━━━━━ DATASET EXCERPTS ━━━━━

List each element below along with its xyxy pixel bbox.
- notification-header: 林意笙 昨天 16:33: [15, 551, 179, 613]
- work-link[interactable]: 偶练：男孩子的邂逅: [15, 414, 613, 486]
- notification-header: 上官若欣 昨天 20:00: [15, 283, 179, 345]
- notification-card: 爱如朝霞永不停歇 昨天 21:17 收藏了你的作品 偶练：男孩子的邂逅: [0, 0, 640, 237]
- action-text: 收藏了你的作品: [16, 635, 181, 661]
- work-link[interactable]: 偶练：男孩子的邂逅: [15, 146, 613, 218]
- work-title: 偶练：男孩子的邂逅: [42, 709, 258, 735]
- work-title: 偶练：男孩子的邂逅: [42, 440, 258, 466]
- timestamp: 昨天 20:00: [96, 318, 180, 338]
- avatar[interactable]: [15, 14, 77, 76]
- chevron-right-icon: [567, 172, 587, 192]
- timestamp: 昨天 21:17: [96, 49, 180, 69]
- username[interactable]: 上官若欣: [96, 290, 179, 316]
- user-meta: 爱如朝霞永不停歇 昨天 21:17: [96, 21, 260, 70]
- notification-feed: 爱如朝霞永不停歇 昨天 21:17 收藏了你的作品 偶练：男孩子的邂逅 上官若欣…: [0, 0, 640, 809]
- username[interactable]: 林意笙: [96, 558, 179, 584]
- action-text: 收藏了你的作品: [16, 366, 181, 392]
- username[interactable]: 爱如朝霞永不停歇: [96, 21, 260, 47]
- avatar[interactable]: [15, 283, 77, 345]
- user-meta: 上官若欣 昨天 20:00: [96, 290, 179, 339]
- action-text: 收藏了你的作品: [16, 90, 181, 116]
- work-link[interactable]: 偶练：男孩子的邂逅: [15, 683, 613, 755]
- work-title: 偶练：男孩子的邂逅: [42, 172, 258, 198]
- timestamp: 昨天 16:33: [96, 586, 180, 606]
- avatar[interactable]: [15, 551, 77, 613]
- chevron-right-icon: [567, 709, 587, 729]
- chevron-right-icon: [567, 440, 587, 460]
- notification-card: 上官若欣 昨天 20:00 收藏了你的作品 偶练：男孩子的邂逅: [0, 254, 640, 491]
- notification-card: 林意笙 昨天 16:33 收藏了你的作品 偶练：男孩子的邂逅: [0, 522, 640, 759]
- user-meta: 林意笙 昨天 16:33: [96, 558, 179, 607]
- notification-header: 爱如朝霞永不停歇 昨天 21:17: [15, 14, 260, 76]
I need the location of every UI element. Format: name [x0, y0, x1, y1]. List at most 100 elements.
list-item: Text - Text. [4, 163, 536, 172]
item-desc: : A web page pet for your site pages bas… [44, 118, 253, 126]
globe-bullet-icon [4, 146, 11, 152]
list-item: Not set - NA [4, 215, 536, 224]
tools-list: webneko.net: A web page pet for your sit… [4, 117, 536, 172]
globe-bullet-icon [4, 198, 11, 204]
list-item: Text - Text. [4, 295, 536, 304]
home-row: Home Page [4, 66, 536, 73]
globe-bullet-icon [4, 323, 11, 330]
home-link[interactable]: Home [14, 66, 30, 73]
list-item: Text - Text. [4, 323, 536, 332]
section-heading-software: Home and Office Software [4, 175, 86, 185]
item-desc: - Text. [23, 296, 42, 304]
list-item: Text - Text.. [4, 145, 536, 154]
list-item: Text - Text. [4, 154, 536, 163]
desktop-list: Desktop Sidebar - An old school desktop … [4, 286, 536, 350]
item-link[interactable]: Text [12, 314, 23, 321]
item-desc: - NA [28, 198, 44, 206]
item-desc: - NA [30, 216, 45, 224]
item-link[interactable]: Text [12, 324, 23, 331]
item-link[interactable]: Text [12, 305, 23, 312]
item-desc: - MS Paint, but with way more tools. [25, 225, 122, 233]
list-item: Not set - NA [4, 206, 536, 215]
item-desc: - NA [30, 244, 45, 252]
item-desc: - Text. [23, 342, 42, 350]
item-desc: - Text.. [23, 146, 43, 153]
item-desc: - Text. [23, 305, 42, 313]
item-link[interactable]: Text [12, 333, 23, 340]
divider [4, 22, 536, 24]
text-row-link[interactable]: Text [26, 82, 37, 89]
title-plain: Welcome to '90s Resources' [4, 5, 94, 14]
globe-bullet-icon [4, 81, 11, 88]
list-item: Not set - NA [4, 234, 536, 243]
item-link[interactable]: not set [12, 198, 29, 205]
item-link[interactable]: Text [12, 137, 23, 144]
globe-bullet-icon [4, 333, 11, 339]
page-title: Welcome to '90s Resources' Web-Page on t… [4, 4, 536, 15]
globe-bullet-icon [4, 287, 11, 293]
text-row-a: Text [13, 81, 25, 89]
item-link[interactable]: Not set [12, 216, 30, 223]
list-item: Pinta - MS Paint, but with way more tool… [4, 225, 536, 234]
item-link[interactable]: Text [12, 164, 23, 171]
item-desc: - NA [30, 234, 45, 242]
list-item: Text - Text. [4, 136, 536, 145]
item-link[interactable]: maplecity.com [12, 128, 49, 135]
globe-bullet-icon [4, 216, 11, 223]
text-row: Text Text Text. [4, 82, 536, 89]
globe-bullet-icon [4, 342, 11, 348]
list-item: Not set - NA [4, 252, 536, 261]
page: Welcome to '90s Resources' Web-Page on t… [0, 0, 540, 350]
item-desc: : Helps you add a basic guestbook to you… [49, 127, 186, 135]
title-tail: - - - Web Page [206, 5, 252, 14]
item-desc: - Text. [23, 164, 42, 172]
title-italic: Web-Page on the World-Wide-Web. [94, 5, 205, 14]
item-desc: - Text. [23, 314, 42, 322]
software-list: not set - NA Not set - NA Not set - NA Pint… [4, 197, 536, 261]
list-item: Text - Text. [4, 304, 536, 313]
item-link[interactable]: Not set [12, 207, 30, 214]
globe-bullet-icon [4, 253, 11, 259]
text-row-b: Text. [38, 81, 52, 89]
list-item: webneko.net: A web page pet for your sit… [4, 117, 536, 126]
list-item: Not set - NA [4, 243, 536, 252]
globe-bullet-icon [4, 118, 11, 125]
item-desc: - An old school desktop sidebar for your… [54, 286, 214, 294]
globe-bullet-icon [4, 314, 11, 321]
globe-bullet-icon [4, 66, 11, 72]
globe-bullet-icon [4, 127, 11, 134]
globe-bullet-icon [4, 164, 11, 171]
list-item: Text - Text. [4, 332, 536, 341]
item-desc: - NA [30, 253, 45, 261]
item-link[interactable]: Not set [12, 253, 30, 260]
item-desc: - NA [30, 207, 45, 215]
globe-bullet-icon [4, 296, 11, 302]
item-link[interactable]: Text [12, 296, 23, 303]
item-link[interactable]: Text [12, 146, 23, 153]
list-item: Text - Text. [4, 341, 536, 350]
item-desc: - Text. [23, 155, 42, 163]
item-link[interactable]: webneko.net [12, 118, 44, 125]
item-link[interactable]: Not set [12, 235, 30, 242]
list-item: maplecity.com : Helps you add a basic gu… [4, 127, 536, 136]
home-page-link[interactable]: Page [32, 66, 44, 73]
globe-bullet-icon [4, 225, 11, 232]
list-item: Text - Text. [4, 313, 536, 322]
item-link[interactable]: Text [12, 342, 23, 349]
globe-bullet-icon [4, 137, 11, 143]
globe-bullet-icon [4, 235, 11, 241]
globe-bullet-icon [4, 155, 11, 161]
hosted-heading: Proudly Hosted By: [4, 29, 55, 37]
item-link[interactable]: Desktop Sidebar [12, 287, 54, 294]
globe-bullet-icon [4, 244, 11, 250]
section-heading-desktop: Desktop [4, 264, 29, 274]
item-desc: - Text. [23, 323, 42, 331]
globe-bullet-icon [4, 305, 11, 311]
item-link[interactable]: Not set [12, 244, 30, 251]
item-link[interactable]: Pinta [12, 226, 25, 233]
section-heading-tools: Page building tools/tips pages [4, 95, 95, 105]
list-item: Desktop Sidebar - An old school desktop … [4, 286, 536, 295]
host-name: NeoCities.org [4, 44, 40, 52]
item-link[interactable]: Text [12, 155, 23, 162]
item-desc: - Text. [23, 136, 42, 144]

━━━━━

> [WHAT THIS TASK INVOLVES]: Write out the data above word for word, from its first line through the line containing "- notification-header: 爱如朝霞永不停歇", with both of those lines included.

> [FINAL RESULT]:
List each element below along with its xyxy pixel bbox.
- notification-header: 林意笙 昨天 16:33: [15, 551, 179, 613]
- work-link[interactable]: 偶练：男孩子的邂逅: [15, 414, 613, 486]
- notification-header: 上官若欣 昨天 20:00: [15, 283, 179, 345]
- notification-card: 爱如朝霞永不停歇 昨天 21:17 收藏了你的作品 偶练：男孩子的邂逅: [0, 0, 640, 237]
- action-text: 收藏了你的作品: [16, 635, 181, 661]
- work-link[interactable]: 偶练：男孩子的邂逅: [15, 146, 613, 218]
- work-title: 偶练：男孩子的邂逅: [42, 709, 258, 735]
- work-title: 偶练：男孩子的邂逅: [42, 440, 258, 466]
- timestamp: 昨天 20:00: [96, 318, 180, 338]
- avatar[interactable]: [15, 14, 77, 76]
- chevron-right-icon: [567, 172, 587, 192]
- timestamp: 昨天 21:17: [96, 49, 180, 69]
- username[interactable]: 上官若欣: [96, 290, 179, 316]
- user-meta: 爱如朝霞永不停歇 昨天 21:17: [96, 21, 260, 70]
- notification-feed: 爱如朝霞永不停歇 昨天 21:17 收藏了你的作品 偶练：男孩子的邂逅 上官若欣…: [0, 0, 640, 809]
- username[interactable]: 林意笙: [96, 558, 179, 584]
- action-text: 收藏了你的作品: [16, 366, 181, 392]
- username[interactable]: 爱如朝霞永不停歇: [96, 21, 260, 47]
- avatar[interactable]: [15, 283, 77, 345]
- user-meta: 上官若欣 昨天 20:00: [96, 290, 179, 339]
- action-text: 收藏了你的作品: [16, 90, 181, 116]
- work-link[interactable]: 偶练：男孩子的邂逅: [15, 683, 613, 755]
- work-title: 偶练：男孩子的邂逅: [42, 172, 258, 198]
- timestamp: 昨天 16:33: [96, 586, 180, 606]
- avatar[interactable]: [15, 551, 77, 613]
- chevron-right-icon: [567, 709, 587, 729]
- chevron-right-icon: [567, 440, 587, 460]
- notification-card: 上官若欣 昨天 20:00 收藏了你的作品 偶练：男孩子的邂逅: [0, 254, 640, 491]
- notification-card: 林意笙 昨天 16:33 收藏了你的作品 偶练：男孩子的邂逅: [0, 522, 640, 759]
- user-meta: 林意笙 昨天 16:33: [96, 558, 179, 607]
- notification-header: 爱如朝霞永不停歇 昨天 21:17: [15, 14, 260, 76]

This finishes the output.